→ **Brief**
Go through the data below and gather each line containing "note".

→ **Given information**
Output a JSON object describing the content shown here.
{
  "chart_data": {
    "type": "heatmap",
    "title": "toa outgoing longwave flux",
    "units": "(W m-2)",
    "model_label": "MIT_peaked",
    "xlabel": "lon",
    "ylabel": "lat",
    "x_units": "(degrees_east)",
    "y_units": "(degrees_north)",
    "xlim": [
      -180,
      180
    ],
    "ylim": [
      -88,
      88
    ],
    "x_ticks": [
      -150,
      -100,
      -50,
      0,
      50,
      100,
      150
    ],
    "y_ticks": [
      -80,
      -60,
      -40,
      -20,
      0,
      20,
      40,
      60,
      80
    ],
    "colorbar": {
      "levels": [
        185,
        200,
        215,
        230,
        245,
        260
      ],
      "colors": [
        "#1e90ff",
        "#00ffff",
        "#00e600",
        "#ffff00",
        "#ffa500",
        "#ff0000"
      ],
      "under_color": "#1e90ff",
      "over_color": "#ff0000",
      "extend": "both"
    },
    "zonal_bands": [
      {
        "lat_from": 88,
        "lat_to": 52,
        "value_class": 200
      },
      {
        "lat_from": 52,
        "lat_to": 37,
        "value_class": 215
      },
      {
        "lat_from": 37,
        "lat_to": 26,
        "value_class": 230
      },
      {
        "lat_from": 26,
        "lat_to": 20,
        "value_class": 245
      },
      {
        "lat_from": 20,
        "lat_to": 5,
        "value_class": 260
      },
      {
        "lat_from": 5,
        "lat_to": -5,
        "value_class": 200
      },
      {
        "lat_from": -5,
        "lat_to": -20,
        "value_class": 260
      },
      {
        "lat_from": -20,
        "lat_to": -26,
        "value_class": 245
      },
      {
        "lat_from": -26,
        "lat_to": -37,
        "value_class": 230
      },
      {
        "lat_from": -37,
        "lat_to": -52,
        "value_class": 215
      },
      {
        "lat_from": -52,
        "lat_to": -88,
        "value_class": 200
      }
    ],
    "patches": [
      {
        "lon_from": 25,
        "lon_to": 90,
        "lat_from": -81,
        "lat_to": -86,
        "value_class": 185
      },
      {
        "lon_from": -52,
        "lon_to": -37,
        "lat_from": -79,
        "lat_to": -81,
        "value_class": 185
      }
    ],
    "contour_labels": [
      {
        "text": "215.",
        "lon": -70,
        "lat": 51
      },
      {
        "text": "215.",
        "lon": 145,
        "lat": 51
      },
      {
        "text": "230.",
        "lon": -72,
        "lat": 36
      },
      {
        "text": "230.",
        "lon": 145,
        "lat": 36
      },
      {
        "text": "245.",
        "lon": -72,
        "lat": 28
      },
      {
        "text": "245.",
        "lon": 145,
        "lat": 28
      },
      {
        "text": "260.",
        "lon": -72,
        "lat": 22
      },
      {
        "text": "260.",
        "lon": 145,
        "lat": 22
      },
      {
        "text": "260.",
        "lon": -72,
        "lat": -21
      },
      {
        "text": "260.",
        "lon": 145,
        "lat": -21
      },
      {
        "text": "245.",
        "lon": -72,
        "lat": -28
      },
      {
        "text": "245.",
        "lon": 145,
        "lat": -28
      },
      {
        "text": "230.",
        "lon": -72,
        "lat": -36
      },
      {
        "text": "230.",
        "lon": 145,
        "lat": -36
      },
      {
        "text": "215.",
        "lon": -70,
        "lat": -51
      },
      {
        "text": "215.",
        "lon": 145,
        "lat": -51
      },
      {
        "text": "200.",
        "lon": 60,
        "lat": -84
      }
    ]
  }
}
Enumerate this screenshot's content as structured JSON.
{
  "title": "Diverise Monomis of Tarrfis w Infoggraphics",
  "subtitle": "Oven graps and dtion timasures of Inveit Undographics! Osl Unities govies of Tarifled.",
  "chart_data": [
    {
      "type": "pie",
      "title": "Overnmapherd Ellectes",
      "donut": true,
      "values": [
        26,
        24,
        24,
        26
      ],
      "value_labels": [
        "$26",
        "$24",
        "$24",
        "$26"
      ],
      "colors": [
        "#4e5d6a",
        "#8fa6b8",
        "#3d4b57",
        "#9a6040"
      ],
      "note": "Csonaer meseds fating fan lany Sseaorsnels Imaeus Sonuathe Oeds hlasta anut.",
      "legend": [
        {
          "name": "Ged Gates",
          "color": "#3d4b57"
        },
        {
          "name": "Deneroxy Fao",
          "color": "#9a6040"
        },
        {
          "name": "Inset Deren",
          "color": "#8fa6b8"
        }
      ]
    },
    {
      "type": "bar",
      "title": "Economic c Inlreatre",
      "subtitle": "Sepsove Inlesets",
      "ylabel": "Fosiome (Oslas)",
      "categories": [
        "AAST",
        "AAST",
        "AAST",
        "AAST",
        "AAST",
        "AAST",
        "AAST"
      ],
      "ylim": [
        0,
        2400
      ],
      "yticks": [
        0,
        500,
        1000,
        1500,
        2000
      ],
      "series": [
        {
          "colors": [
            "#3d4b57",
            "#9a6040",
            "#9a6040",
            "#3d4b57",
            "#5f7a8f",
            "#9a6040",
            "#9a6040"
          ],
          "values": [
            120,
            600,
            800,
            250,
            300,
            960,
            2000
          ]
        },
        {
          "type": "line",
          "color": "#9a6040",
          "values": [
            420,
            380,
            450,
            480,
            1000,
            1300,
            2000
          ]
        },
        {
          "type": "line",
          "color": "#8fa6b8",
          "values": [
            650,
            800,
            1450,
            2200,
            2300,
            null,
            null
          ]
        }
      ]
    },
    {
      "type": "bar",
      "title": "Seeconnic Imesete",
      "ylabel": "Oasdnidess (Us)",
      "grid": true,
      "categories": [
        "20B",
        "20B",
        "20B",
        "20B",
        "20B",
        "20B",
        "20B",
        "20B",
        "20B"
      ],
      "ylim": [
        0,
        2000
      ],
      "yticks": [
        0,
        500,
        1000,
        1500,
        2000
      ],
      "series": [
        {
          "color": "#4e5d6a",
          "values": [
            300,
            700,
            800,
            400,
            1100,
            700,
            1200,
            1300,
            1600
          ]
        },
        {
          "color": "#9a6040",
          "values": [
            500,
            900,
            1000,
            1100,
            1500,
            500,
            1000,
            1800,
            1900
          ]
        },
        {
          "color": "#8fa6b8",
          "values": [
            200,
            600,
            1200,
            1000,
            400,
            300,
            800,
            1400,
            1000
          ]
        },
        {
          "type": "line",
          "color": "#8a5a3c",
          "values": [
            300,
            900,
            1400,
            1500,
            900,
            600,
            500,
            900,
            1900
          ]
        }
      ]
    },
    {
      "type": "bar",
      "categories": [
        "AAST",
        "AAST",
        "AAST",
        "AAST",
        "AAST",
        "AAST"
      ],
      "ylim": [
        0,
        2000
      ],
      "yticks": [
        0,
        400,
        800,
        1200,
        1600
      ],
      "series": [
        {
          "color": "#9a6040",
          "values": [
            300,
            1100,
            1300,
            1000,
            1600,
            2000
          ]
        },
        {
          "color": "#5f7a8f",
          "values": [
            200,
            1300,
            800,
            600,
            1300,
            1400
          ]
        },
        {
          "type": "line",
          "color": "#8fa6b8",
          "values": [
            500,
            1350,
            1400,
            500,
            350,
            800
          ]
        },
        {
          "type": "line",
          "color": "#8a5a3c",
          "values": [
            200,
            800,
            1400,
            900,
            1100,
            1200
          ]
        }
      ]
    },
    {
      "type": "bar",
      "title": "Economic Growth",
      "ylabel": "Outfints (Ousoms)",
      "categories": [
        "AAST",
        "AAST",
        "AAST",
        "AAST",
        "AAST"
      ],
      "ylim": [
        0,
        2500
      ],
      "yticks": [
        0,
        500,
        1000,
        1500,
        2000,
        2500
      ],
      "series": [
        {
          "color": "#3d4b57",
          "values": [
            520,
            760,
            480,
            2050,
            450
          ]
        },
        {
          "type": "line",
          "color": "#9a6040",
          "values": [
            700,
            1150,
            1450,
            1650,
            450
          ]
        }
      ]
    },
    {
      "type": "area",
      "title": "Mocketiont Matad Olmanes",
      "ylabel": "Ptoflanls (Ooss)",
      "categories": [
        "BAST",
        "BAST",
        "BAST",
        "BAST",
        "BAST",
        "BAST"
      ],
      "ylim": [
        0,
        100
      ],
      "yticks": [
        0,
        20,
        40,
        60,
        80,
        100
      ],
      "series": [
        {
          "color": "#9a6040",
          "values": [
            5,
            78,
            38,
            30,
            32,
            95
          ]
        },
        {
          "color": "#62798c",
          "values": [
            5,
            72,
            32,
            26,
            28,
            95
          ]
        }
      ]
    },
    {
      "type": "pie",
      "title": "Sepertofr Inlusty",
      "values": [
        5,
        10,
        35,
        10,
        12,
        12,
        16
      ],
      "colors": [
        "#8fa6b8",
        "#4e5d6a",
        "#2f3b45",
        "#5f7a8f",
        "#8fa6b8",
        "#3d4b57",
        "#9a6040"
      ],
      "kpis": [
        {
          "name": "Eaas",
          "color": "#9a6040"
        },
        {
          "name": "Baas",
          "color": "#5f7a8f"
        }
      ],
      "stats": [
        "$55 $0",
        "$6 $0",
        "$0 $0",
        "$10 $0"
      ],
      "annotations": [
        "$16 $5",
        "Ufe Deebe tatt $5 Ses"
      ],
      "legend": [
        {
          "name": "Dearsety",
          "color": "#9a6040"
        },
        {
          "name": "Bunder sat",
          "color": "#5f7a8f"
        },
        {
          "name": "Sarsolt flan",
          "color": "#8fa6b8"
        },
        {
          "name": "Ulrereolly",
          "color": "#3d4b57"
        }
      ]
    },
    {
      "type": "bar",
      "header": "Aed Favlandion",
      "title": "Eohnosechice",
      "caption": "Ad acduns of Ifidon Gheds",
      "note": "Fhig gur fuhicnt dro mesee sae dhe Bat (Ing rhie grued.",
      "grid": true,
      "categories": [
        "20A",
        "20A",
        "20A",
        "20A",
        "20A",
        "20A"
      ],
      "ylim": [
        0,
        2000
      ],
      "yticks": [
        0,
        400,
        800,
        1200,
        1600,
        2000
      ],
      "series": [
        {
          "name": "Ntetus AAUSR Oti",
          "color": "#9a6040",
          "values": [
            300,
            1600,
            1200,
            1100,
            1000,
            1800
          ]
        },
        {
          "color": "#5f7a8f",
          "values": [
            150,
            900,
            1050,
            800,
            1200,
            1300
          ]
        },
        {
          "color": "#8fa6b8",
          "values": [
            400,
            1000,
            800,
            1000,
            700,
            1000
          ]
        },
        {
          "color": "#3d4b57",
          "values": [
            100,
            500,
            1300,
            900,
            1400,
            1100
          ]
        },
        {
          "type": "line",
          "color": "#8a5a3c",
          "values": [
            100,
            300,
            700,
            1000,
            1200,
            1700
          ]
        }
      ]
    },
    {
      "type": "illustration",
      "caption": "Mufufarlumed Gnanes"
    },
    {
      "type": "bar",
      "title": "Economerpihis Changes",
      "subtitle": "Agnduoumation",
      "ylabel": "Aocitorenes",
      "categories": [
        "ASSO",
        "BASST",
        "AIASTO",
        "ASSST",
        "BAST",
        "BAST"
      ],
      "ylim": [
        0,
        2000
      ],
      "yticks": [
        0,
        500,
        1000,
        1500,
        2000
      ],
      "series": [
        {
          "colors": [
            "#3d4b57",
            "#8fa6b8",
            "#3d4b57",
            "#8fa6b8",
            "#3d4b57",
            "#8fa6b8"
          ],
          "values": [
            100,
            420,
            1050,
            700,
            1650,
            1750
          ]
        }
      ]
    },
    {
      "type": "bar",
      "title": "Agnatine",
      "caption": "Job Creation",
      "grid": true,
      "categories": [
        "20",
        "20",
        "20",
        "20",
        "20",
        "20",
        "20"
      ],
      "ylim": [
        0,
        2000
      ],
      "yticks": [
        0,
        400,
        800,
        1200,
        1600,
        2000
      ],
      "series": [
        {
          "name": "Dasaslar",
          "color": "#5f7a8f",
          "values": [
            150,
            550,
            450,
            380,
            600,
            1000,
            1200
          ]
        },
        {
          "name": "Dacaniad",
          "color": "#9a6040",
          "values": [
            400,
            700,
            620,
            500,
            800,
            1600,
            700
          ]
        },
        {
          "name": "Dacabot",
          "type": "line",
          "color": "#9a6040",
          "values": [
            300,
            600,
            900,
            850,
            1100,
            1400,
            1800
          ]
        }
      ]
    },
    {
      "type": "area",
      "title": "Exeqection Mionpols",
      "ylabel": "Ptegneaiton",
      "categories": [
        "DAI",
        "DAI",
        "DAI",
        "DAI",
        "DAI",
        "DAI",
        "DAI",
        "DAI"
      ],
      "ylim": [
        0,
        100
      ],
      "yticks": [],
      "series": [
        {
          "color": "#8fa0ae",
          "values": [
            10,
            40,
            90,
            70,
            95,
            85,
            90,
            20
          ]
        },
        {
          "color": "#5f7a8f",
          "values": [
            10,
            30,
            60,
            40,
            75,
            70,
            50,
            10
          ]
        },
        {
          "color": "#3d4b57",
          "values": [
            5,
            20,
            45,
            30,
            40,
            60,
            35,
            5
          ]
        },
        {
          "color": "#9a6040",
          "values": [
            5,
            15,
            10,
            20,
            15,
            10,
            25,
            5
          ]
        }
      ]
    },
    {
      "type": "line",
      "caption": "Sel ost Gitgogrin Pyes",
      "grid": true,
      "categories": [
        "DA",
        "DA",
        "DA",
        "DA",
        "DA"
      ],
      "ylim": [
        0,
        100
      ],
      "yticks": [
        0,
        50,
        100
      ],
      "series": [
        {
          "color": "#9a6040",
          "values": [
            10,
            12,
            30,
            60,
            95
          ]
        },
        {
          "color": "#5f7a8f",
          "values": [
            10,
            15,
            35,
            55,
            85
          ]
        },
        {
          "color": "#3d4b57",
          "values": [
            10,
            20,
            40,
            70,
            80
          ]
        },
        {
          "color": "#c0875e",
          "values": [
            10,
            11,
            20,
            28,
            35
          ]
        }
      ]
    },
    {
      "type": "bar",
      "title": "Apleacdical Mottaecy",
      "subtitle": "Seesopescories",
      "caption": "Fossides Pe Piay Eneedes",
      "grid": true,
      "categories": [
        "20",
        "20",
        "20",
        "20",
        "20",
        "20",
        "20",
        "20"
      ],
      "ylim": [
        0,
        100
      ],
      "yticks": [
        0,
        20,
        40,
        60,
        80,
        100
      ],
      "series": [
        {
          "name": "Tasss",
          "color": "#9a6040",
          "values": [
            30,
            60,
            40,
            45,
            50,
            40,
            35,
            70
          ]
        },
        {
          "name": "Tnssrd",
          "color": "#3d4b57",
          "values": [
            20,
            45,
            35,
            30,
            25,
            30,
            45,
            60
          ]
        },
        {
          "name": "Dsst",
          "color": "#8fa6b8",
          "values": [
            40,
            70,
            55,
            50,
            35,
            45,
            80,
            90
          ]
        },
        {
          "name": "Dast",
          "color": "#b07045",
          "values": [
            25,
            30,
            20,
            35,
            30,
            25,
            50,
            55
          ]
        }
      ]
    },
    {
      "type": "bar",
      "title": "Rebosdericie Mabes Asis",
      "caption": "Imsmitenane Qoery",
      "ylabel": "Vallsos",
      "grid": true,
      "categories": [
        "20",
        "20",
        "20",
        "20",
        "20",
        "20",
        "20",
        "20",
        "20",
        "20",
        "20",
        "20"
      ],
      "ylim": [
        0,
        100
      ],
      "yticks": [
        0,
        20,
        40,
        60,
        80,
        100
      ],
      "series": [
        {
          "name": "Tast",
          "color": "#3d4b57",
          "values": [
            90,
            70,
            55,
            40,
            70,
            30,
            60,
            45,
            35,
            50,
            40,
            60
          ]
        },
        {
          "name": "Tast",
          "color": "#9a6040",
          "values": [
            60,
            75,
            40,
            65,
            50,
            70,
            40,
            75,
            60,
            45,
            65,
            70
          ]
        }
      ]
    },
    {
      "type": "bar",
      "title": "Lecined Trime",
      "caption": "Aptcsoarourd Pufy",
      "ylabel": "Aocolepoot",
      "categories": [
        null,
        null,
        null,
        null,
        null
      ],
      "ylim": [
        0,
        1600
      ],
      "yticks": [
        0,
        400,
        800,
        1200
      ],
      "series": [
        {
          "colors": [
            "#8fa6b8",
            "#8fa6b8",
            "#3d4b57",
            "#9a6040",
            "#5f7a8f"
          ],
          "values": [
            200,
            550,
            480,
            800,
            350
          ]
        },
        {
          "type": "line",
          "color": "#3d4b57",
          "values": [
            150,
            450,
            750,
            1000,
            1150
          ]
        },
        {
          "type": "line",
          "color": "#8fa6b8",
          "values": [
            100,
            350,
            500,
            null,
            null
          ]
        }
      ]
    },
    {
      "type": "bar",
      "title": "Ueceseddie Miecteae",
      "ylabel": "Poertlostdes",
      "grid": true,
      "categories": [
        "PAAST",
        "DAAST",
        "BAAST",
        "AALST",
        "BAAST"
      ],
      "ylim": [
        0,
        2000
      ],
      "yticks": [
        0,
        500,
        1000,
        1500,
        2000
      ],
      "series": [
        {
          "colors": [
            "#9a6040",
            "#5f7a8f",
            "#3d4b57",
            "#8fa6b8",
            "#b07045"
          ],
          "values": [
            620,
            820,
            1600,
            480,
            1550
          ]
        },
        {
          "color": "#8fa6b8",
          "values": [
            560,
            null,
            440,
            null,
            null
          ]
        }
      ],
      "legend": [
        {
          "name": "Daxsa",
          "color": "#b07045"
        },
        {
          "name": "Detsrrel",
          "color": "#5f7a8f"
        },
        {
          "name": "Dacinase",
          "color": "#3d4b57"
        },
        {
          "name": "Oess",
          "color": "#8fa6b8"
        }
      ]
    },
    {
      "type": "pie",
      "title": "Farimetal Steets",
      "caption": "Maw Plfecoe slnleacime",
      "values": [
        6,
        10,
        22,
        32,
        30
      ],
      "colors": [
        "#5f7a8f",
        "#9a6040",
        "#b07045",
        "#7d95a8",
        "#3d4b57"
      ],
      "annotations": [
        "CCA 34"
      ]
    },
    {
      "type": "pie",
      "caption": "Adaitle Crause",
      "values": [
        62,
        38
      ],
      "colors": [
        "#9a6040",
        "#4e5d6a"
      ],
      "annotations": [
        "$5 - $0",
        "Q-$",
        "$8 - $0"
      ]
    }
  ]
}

→ **Result of this exercise**
      "note": "Csonaer meseds fating fan lany Sseaorsnels Imaeus Sonuathe Oeds hlasta anut.",
      "note": "Fhig gur fuhicnt dro mesee sae dhe Bat (Ing rhie grued.",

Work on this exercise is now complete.